[start of ROWS]

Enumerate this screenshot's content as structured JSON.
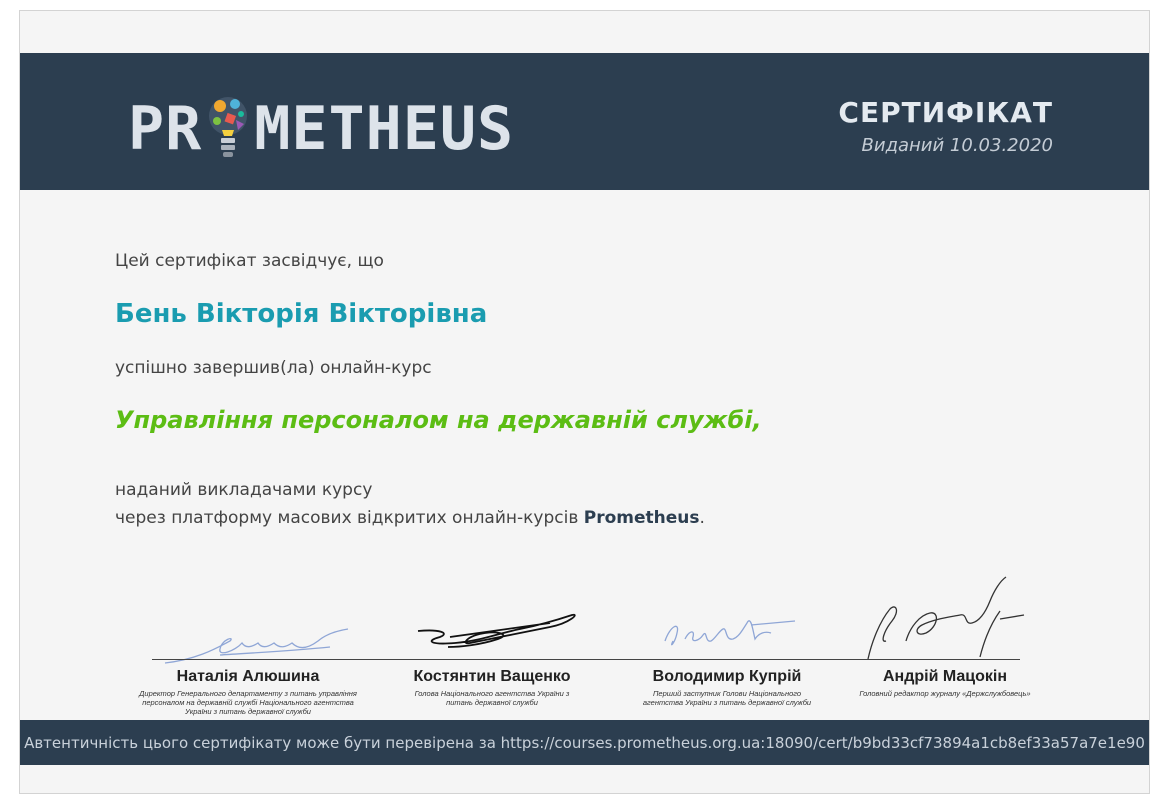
{
  "header": {
    "logo_left": "PR",
    "logo_right": "METHEUS",
    "cert_title": "СЕРТИФІКАТ",
    "issued": "Виданий 10.03.2020"
  },
  "content": {
    "intro": "Цей сертифікат засвідчує, що",
    "recipient": "Бень Вікторія Вікторівна",
    "completed": "успішно завершив(ла) онлайн-курс",
    "course": "Управління персоналом на державній службі,",
    "given_by": "наданий викладачами курсу",
    "via": "через платформу масових відкритих онлайн-курсів",
    "platform": "Prometheus",
    "dot": "."
  },
  "signers": [
    {
      "name": "Наталія Алюшина",
      "role": "Директор Генерального департаменту з питань управління персоналом на державній службі Національного агентства України з питань державної служби"
    },
    {
      "name": "Костянтин Ващенко",
      "role": "Голова Національного агентства України з питань державної служби"
    },
    {
      "name": "Володимир Купрій",
      "role": "Перший заступник Голови Національного агентства України з питань державної служби"
    },
    {
      "name": "Андрій Мацокін",
      "role": "Головний редактор журналу «Держслужбовець»"
    }
  ],
  "footer": {
    "text": "Автентичність цього сертифікату може бути перевірена за https://courses.prometheus.org.ua:18090/cert/b9bd33cf73894a1cb8ef33a57a7e1e90"
  },
  "colors": {
    "header_bg": "#2c3e50",
    "name": "#1a9cb0",
    "course": "#5cbd14"
  }
}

[end of ROWS]

EXERCISE
Drop the pictures and reproduce the rest of the entries above exactly.

TASK ANSWER
Enumerate this screenshot's content as structured JSON.
{
  "header": {
    "logo_left": "PR",
    "logo_right": "METHEUS",
    "cert_title": "СЕРТИФІКАТ",
    "issued": "Виданий 10.03.2020"
  },
  "content": {
    "intro": "Цей сертифікат засвідчує, що",
    "recipient": "Бень Вікторія Вікторівна",
    "completed": "успішно завершив(ла) онлайн-курс",
    "course": "Управління персоналом на державній службі,",
    "given_by": "наданий викладачами курсу",
    "via": "через платформу масових відкритих онлайн-курсів",
    "platform": "Prometheus",
    "dot": "."
  },
  "signers": [
    {
      "name": "Наталія Алюшина",
      "role": "Директор Генерального департаменту з питань управління персоналом на державній службі Національного агентства України з питань державної служби"
    },
    {
      "name": "Костянтин Ващенко",
      "role": "Голова Національного агентства України з питань державної служби"
    },
    {
      "name": "Володимир Купрій",
      "role": "Перший заступник Голови Національного агентства України з питань державної служби"
    },
    {
      "name": "Андрій Мацокін",
      "role": "Головний редактор журналу «Держслужбовець»"
    }
  ],
  "footer": {
    "text": "Автентичність цього сертифікату може бути перевірена за https://courses.prometheus.org.ua:18090/cert/b9bd33cf73894a1cb8ef33a57a7e1e90"
  },
  "colors": {
    "header_bg": "#2c3e50",
    "name": "#1a9cb0",
    "course": "#5cbd14"
  }
}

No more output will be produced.